▶ [REQUIREMENT] Search the material for the string "title", then return every line where it is found.

Start of MATERIAL TO PROCESS

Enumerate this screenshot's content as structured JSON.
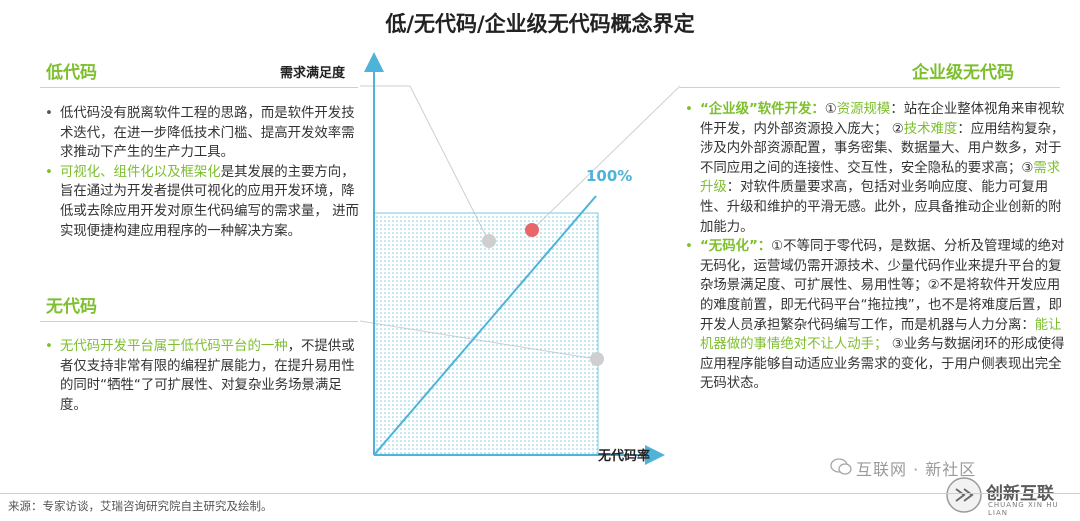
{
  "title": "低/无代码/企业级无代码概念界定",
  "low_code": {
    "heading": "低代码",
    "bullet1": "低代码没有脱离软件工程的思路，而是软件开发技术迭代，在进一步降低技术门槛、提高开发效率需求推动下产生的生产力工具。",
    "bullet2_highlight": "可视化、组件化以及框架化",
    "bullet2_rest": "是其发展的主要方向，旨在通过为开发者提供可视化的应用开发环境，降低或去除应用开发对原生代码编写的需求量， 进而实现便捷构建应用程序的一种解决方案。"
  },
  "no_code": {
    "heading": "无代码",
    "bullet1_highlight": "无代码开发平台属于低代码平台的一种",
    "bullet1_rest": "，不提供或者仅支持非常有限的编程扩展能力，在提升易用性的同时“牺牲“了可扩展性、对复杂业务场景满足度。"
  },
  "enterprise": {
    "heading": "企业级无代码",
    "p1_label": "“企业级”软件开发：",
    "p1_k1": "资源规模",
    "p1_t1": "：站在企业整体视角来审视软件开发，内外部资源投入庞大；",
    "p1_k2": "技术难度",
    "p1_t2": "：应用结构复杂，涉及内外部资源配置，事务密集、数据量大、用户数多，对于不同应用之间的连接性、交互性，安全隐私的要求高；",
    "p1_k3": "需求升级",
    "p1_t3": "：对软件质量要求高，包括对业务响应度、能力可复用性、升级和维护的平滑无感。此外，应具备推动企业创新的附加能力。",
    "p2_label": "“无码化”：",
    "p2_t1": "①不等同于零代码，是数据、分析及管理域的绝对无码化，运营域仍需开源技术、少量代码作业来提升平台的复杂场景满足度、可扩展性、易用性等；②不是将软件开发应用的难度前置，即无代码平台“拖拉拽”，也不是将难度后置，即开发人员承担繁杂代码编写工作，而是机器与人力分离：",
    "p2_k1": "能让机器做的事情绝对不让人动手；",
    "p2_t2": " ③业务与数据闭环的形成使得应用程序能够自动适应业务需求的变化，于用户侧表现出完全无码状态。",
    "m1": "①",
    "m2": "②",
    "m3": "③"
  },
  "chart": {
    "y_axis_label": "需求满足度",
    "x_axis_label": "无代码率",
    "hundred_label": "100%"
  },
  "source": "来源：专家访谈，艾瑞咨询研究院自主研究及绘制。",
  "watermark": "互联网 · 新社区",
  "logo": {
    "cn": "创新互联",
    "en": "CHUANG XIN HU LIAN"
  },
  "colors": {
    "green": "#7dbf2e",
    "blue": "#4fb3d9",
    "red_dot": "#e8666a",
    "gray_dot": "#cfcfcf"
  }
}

End of MATERIAL TO PROCESS
Start of MATERIAL TO PROCESS

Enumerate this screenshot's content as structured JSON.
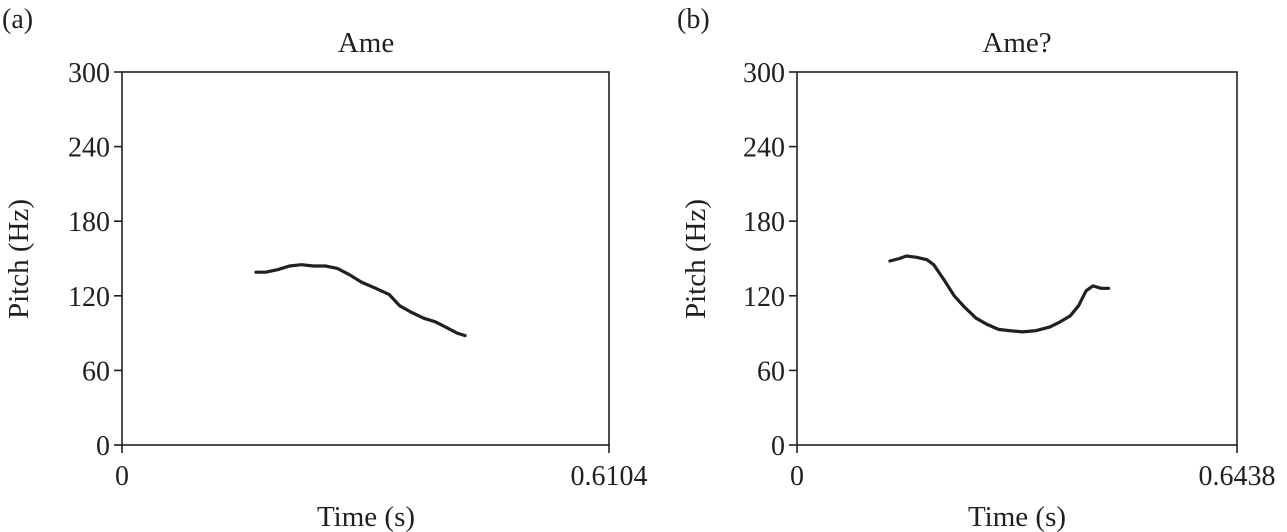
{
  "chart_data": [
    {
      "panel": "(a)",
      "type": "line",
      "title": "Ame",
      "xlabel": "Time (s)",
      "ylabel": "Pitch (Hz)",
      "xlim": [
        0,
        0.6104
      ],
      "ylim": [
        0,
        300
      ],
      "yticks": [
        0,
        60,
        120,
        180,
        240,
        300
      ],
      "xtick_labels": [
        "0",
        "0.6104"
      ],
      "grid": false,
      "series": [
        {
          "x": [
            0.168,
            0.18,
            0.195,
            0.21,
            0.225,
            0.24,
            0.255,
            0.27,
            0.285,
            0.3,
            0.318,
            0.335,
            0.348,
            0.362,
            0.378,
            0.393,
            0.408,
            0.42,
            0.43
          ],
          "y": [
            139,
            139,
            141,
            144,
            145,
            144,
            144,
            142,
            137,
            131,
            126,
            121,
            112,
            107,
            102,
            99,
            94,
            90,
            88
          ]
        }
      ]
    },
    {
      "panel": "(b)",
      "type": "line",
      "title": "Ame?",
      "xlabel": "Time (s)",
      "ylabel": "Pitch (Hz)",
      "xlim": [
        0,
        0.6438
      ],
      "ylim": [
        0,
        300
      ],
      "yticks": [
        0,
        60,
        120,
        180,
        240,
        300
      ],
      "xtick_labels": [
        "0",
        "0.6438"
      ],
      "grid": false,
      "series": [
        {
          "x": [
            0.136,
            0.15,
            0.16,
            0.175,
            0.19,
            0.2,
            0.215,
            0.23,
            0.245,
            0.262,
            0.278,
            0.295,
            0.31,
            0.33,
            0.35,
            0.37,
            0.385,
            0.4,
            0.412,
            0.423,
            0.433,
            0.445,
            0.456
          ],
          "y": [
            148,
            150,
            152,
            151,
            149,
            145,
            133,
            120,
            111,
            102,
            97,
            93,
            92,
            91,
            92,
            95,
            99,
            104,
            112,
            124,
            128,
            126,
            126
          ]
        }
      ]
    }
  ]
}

End of MATERIAL TO PROCESS

▶ [RESULT FOR THIS EXERCISE]
  "title": "低/无代码/企业级无代码概念界定",
      "title": "Ame",
      "title": "Ame?",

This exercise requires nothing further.